------ Records provided
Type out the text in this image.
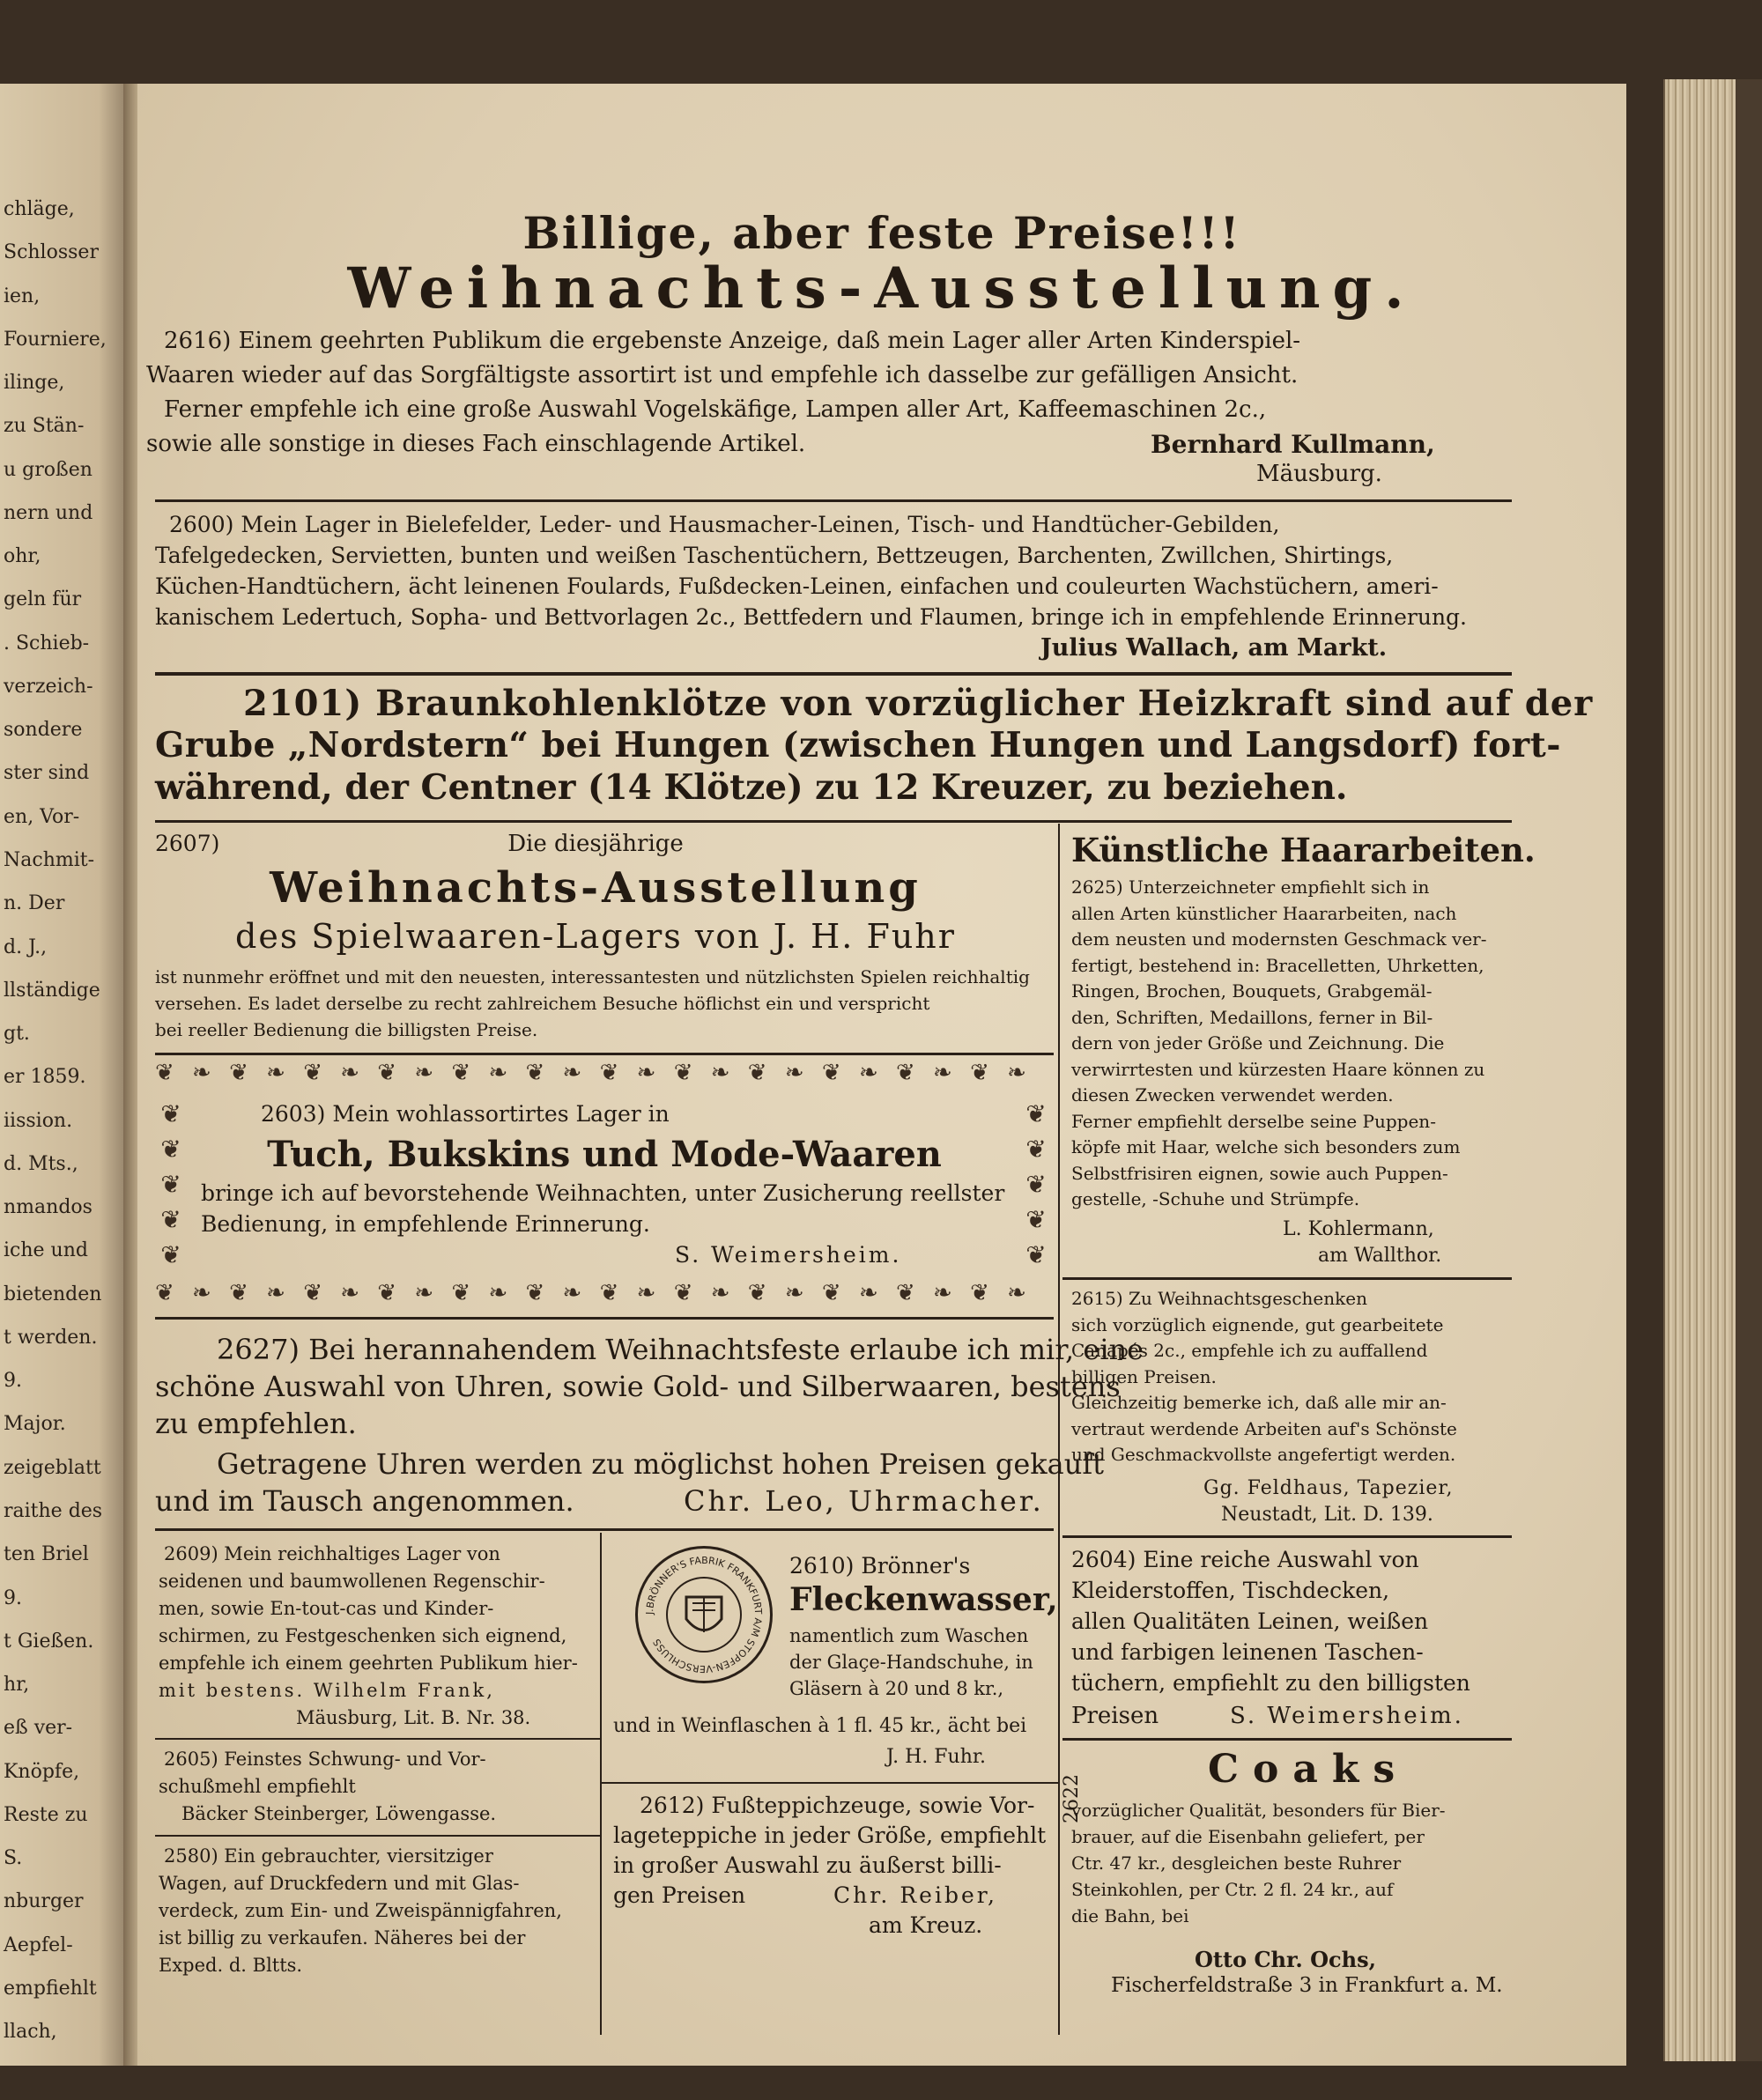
chläge,
Schlosser
ien,
Fourniere,
ilinge,
zu Stän-
u großen
nern und
ohr,
geln für
. Schieb-
verzeich-
sondere
ster sind
en, Vor-
Nachmit-
n. Der
d. J.,
llständige
gt.
er 1859.
iission.
d. Mts.,
nmandos
iche und
bietenden
t werden.
9.
Major.
zeigeblatt
raithe des
ten Briel
9.
t Gießen.
hr,
eß ver-
Knöpfe,
Reste zu
S.
nburger
Aepfel-
empfiehlt
llach,
Billige, aber feste Preise!!!
Weihnachts-Ausstellung.
2616) Einem geehrten Publikum die ergebenste Anzeige, daß mein Lager aller Arten Kinderspiel-
Waaren wieder auf das Sorgfältigste assortirt ist und empfehle ich dasselbe zur gefälligen Ansicht.
Ferner empfehle ich eine große Auswahl Vogelskäfige, Lampen aller Art, Kaffeemaschinen 2c.,
sowie alle sonstige in dieses Fach einschlagende Artikel.	Bernhard Kullmann,
Mäusburg.
2600) Mein Lager in Bielefelder, Leder- und Hausmacher-Leinen, Tisch- und Handtücher-Gebilden,
Tafelgedecken, Servietten, bunten und weißen Taschentüchern, Bettzeugen, Barchenten, Zwillchen, Shirtings,
Küchen-Handtüchern, ächt leinenen Foulards, Fußdecken-Leinen, einfachen und couleurten Wachstüchern, ameri-
kanischem Ledertuch, Sopha- und Bettvorlagen 2c., Bettfedern und Flaumen, bringe ich in empfehlende Erinnerung.
Julius Wallach, am Markt.
2101) Braunkohlenklötze von vorzüglicher Heizkraft sind auf der
Grube „Nordstern“ bei Hungen (zwischen Hungen und Langsdorf) fort-
während, der Centner (14 Klötze) zu 12 Kreuzer, zu beziehen.
2607)	Die diesjährige
Weihnachts-Ausstellung
des Spielwaaren-Lagers von J. H. Fuhr
ist nunmehr eröffnet und mit den neuesten, interessantesten und nützlichsten Spielen reichhaltig
versehen. Es ladet derselbe zu recht zahlreichem Besuche höflichst ein und verspricht
bei reeller Bedienung die billigsten Preise.
❦ ❧ ❦ ❧ ❦ ❧ ❦ ❧ ❦ ❧ ❦ ❧ ❦ ❧ ❦ ❧ ❦ ❧ ❦ ❧ ❦ ❧ ❦ ❧
❦ ❧ ❦ ❧ ❦ ❧ ❦ ❧ ❦ ❧ ❦ ❧ ❦ ❧ ❦ ❧ ❦ ❧ ❦ ❧ ❦ ❧ ❦ ❧
❦
❦
❦
❦
❦
❦
❦
❦
❦
❦
2603) Mein wohlassortirtes Lager in
Tuch, Bukskins und Mode-Waaren
bringe ich auf bevorstehende Weihnachten, unter Zusicherung reellster
Bedienung, in empfehlende Erinnerung.
S. Weimersheim.
2627) Bei herannahendem Weihnachtsfeste erlaube ich mir, eine
schöne Auswahl von Uhren, sowie Gold- und Silberwaaren, bestens
zu empfehlen.
Getragene Uhren werden zu möglichst hohen Preisen gekauft
und im Tausch angenommen.	Chr. Leo, Uhrmacher.
2609) Mein reichhaltiges Lager von
seidenen und baumwollenen Regenschir-
men, sowie En-tout-cas und Kinder-
schirmen, zu Festgeschenken sich eignend,
empfehle ich einem geehrten Publikum hier-
mit bestens. Wilhelm Frank,
Mäusburg, Lit. B. Nr. 38.
2605) Feinstes Schwung- und Vor-
schußmehl empfiehlt
Bäcker Steinberger, Löwengasse.
2580) Ein gebrauchter, viersitziger
Wagen, auf Druckfedern und mit Glas-
verdeck, zum Ein- und Zweispännigfahren,
ist billig zu verkaufen. Näheres bei der
Exped. d. Bltts.
J.BRÖNNER'S FABRIK FRANKFURT A/M STOPFEN-VERSCHLUSS
2610) Brönner's
Fleckenwasser,
namentlich zum Waschen
der Glaçe-Handschuhe, in
Gläsern à 20 und 8 kr.,
und in Weinflaschen à 1 fl. 45 kr., ächt bei
J. H. Fuhr.
2612) Fußteppichzeuge, sowie Vor-
lageteppiche in jeder Größe, empfiehlt
in großer Auswahl zu äußerst billi-
gen Preisen	Chr. Reiber,
am Kreuz.
Künstliche Haararbeiten.
2625) Unterzeichneter empfiehlt sich in
allen Arten künstlicher Haararbeiten, nach
dem neusten und modernsten Geschmack ver-
fertigt, bestehend in: Bracelletten, Uhrketten,
Ringen, Brochen, Bouquets, Grabgemäl-
den, Schriften, Medaillons, ferner in Bil-
dern von jeder Größe und Zeichnung. Die
verwirrtesten und kürzesten Haare können zu
diesen Zwecken verwendet werden.
Ferner empfiehlt derselbe seine Puppen-
köpfe mit Haar, welche sich besonders zum
Selbstfrisiren eignen, sowie auch Puppen-
gestelle, -Schuhe und Strümpfe.
L. Kohlermann,
am Wallthor.
2615) Zu Weihnachtsgeschenken
sich vorzüglich eignende, gut gearbeitete
Canapés 2c., empfehle ich zu auffallend
billigen Preisen.
Gleichzeitig bemerke ich, daß alle mir an-
vertraut werdende Arbeiten auf's Schönste
und Geschmackvollste angefertigt werden.
Gg. Feldhaus, Tapezier,
Neustadt, Lit. D. 139.
2604) Eine reiche Auswahl von
Kleiderstoffen, Tischdecken,
allen Qualitäten Leinen, weißen
und farbigen leinenen Taschen-
tüchern, empfiehlt zu den billigsten
Preisen	S. Weimersheim.
2622
Coaks
vorzüglicher Qualität, besonders für Bier-
brauer, auf die Eisenbahn geliefert, per
Ctr. 47 kr., desgleichen beste Ruhrer
Steinkohlen, per Ctr. 2 fl. 24 kr., auf
die Bahn, bei
Otto Chr. Ochs,
Fischerfeldstraße 3 in Frankfurt a. M.
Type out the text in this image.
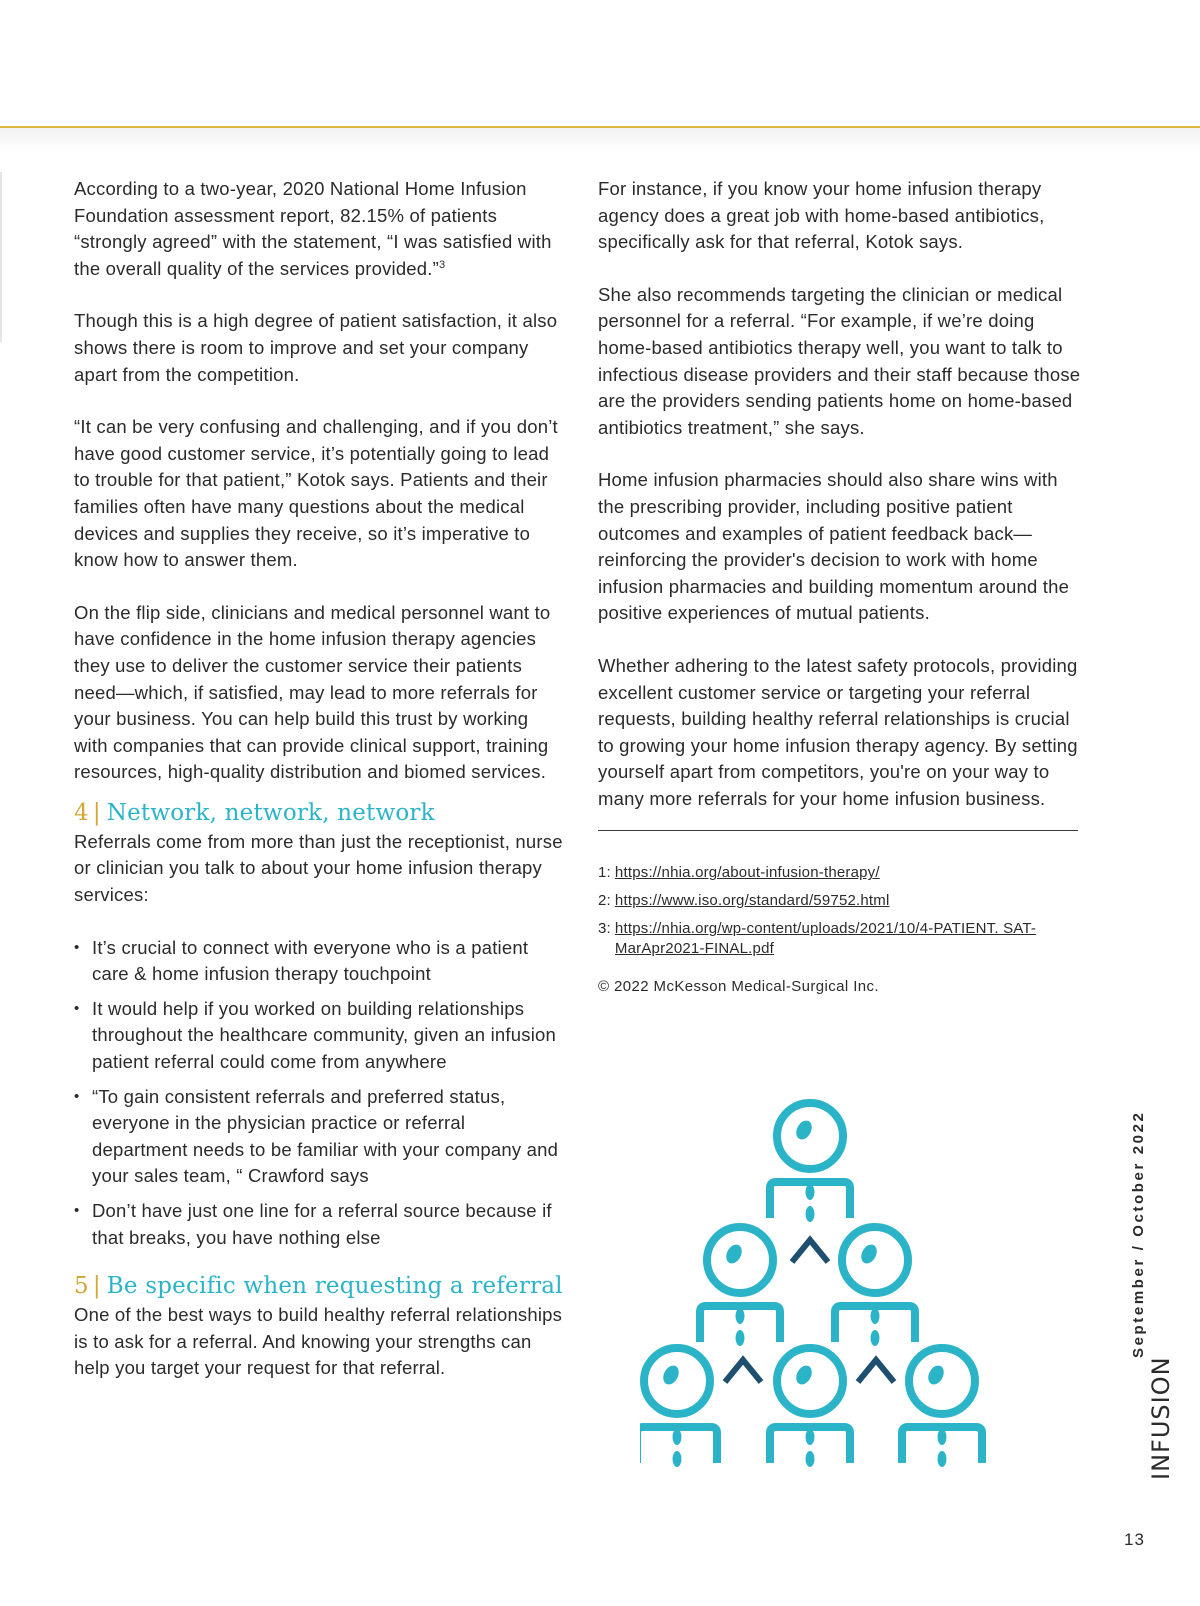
According to a two-year, 2020 National Home Infusion Foundation assessment report, 82.15% of patients “strongly agreed” with the statement, “I was satisfied with the overall quality of the services provided.”$^3$

Though this is a high degree of patient satisfaction, it also shows there is room to improve and set your company apart from the competition.

“It can be very confusing and challenging, and if you don’t have good customer service, it’s potentially going to lead to trouble for that patient,” Kotok says. Patients and their families often have many questions about the medical devices and supplies they receive, so it’s imperative to know how to answer them.

On the flip side, clinicians and medical personnel want to have confidence in the home infusion therapy agencies they use to deliver the customer service their patients need—which, if satisfied, may lead to more referrals for your business. You can help build this trust by working with companies that can provide clinical support, training resources, high-quality distribution and biomed services.

4 | Network, network, network

Referrals come from more than just the receptionist, nurse or clinician you talk to about your home infusion therapy services:

• It’s crucial to connect with everyone who is a patient care & home infusion therapy touchpoint
• It would help if you worked on building relationships throughout the healthcare community, given an infusion patient referral could come from anywhere
• “To gain consistent referrals and preferred status, everyone in the physician practice or referral department needs to be familiar with your company and your sales team, “ Crawford says
• Don’t have just one line for a referral source because if that breaks, you have nothing else
5 | Be specific when requesting a referral

One of the best ways to build healthy referral relationships is to ask for a referral. And knowing your strengths can help you target your request for that referral.

For instance, if you know your home infusion therapy agency does a great job with home-based antibiotics, specifically ask for that referral, Kotok says.

She also recommends targeting the clinician or medical personnel for a referral. “For example, if we’re doing home-based antibiotics therapy well, you want to talk to infectious disease providers and their staff because those are the providers sending patients home on home-based antibiotics treatment,” she says.

Home infusion pharmacies should also share wins with the prescribing provider, including positive patient outcomes and examples of patient feedback back—reinforcing the provider's decision to work with home infusion pharmacies and building momentum around the positive experiences of mutual patients.

Whether adhering to the latest safety protocols, providing excellent customer service or targeting your referral requests, building healthy referral relationships is crucial to growing your home infusion therapy agency. By setting yourself apart from competitors, you're on your way to many more referrals for your home infusion business.

1: https://nhia.org/about-infusion-therapy/
2: https://www.iso.org/standard/59752.html
3: https://nhia.org/wp-content/uploads/2021/10/4-PATIENT. SAT-MarApr2021-FINAL.pdf
© 2022 McKesson Medical-Surgical Inc.
September / October 2022
INFUSION
13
------------
Aim of the task
Look over the material and return every line where the word "personnel" is found.

Solution to this problem
On the flip side, clinicians and medical personnel want to have confidence in the home infusion therapy agencies they use to deliver the customer service their patients need—which, if satisfied, may lead to more referrals for your business. You can help build this trust by working with companies that can provide clinical support, training resources, high-quality distribution and biomed services.
She also recommends targeting the clinician or medical personnel for a referral. “For example, if we’re doing home-based antibiotics therapy well, you want to talk to infectious disease providers and their staff because those are the providers sending patients home on home-based antibiotics treatment,” she says.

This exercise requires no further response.